* _YOUR OBJECTIVE_
Starting from the line containing "Transcribe the text in this document.", write out the rest of the entries exactly, through the final line, including nothing else.

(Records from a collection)
-- Begin --

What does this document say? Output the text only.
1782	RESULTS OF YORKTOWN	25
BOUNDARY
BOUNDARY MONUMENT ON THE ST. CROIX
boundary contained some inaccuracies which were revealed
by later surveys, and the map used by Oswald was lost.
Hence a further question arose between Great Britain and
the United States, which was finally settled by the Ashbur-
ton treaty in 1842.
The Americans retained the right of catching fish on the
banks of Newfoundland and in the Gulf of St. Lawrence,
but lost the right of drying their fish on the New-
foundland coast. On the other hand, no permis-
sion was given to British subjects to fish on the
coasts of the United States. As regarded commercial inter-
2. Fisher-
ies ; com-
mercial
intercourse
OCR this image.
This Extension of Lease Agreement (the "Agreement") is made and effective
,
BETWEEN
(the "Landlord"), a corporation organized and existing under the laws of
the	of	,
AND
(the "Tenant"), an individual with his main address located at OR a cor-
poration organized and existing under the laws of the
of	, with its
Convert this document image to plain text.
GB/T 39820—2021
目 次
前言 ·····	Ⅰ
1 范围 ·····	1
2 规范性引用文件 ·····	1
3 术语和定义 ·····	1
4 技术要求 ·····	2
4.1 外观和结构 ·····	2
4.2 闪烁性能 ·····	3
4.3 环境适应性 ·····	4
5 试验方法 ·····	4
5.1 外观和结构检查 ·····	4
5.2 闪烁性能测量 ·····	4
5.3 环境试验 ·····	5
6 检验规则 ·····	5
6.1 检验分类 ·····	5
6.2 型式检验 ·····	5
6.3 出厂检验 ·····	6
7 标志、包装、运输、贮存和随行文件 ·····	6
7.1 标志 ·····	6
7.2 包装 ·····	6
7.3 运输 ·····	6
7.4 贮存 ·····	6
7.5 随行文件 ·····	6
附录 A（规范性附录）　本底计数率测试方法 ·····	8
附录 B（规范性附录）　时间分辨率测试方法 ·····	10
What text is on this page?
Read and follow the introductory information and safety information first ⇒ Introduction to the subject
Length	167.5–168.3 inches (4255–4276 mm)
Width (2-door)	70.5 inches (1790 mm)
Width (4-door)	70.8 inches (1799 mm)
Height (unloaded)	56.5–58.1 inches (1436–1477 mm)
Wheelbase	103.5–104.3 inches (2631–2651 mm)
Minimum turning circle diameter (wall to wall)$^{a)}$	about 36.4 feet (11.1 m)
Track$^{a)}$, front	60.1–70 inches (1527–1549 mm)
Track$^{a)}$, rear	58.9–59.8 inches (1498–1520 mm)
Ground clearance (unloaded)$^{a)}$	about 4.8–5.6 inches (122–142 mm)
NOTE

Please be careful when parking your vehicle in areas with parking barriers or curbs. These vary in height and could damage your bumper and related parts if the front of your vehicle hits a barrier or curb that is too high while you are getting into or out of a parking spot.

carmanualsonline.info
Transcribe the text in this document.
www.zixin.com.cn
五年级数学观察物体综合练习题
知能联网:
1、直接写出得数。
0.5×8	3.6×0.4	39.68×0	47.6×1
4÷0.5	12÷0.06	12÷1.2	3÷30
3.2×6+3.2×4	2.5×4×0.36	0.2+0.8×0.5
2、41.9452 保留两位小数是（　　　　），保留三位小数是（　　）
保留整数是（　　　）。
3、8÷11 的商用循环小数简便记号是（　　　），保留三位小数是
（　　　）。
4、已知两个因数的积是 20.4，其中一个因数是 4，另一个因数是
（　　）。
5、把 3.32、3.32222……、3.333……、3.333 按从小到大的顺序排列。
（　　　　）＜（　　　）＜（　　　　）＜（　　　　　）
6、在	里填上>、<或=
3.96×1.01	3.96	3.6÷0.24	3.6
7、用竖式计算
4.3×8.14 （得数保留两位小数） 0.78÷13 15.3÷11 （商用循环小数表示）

-- End --

* _FULL SOLUTION_
Transcribe the text in this document.
www.zixin.com.cn
五年级数学观察物体综合练习题
知能联网:
1、直接写出得数。
0.5×8	3.6×0.4	39.68×0	47.6×1
4÷0.5	12÷0.06	12÷1.2	3÷30
3.2×6+3.2×4	2.5×4×0.36	0.2+0.8×0.5
2、41.9452 保留两位小数是（　　　　），保留三位小数是（　　）
保留整数是（　　　）。
3、8÷11 的商用循环小数简便记号是（　　　），保留三位小数是
（　　　）。
4、已知两个因数的积是 20.4，其中一个因数是 4，另一个因数是
（　　）。
5、把 3.32、3.32222……、3.333……、3.333 按从小到大的顺序排列。
（　　　　）＜（　　　）＜（　　　　）＜（　　　　　）
6、在	里填上>、<或=
3.96×1.01	3.96	3.6÷0.24	3.6
7、用竖式计算
4.3×8.14 （得数保留两位小数） 0.78÷13 15.3÷11 （商用循环小数表示）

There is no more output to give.